◆ JOB: For the material that follows, list every line containing the word "should".

◆ RECORDS PROVIDED:
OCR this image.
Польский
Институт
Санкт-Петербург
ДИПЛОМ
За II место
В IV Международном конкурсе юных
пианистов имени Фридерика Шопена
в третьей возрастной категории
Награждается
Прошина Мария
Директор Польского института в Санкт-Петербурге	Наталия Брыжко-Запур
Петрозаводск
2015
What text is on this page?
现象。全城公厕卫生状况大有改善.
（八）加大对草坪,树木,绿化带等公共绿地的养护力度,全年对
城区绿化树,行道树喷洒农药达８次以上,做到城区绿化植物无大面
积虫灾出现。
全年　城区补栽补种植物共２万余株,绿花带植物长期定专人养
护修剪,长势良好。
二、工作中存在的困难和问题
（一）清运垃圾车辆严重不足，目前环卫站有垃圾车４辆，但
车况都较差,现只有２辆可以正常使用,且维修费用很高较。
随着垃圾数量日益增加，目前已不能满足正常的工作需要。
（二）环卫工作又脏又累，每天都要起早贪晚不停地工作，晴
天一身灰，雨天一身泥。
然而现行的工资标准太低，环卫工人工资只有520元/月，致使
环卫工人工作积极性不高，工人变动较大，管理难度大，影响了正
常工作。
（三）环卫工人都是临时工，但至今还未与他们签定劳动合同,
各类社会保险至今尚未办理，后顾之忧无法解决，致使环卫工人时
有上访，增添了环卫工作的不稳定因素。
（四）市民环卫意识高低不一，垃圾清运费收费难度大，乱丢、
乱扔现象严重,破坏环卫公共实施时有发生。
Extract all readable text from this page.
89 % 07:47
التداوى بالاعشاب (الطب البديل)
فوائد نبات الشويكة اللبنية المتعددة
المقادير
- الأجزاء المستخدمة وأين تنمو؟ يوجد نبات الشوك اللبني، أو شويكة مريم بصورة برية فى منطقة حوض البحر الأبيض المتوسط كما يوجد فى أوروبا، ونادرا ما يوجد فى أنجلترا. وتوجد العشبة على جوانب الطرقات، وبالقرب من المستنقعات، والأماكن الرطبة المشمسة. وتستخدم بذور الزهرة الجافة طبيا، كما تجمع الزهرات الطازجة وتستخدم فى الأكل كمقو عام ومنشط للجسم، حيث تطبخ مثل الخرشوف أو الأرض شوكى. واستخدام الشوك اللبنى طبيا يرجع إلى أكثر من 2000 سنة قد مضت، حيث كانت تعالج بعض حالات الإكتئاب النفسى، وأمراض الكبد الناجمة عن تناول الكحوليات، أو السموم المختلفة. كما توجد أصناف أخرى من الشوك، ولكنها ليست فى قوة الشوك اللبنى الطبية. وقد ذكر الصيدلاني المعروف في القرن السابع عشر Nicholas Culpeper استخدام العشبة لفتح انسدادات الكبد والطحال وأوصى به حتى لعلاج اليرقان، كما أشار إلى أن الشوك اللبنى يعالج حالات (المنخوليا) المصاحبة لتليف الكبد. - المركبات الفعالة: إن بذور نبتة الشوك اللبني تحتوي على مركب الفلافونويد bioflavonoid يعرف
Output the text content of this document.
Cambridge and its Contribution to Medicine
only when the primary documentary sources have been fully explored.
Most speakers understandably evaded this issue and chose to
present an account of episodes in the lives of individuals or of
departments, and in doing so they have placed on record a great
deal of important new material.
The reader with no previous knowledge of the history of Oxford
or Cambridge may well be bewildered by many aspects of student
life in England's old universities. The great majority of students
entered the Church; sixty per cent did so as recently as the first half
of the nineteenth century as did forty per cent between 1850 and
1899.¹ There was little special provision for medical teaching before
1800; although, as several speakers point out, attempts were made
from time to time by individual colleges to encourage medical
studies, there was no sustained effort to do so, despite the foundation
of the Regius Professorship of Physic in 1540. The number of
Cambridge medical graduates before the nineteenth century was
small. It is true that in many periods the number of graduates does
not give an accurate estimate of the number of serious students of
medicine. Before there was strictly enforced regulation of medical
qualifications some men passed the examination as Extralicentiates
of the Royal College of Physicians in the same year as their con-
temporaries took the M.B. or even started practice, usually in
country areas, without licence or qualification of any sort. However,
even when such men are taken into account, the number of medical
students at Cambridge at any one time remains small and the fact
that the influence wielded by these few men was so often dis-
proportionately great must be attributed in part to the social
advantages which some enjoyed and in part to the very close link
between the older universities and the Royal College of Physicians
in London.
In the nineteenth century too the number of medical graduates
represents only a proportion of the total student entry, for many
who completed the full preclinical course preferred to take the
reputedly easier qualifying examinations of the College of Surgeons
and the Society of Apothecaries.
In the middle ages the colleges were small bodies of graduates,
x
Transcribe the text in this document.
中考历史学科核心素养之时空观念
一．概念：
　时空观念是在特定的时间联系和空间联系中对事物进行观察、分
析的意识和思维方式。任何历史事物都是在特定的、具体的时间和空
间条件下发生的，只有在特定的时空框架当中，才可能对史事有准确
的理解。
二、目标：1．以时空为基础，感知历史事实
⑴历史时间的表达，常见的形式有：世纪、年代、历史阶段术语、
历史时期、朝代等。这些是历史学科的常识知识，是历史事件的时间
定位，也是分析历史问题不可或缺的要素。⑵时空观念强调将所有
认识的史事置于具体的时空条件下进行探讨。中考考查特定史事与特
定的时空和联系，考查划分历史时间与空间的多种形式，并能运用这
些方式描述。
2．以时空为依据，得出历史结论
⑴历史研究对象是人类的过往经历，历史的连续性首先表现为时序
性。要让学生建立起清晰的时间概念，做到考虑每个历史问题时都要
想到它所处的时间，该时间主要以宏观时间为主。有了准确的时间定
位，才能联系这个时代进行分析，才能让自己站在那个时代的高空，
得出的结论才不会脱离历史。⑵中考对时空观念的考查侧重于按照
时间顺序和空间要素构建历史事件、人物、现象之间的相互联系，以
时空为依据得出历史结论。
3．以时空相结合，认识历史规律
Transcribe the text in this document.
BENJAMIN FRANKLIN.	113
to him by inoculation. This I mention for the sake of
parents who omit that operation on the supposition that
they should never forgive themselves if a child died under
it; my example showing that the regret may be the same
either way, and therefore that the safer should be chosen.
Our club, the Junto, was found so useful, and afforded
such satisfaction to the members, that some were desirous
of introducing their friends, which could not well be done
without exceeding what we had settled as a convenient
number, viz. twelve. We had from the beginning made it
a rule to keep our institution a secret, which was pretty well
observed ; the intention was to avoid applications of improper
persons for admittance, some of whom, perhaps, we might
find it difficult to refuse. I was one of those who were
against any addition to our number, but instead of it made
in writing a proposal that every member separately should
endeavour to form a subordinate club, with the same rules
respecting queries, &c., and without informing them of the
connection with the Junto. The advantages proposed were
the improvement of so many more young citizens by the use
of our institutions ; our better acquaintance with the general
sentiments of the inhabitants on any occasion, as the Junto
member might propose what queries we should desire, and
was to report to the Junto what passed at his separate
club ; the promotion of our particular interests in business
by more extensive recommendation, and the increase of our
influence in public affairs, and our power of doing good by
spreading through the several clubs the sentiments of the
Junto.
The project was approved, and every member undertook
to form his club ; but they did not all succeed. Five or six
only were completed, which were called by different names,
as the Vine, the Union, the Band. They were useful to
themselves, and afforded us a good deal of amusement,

◆ RESULT BELOW:
they should never forgive themselves if a child died under
either way, and therefore that the safer should be chosen.
in writing a proposal that every member separately should
member might propose what queries we should desire, and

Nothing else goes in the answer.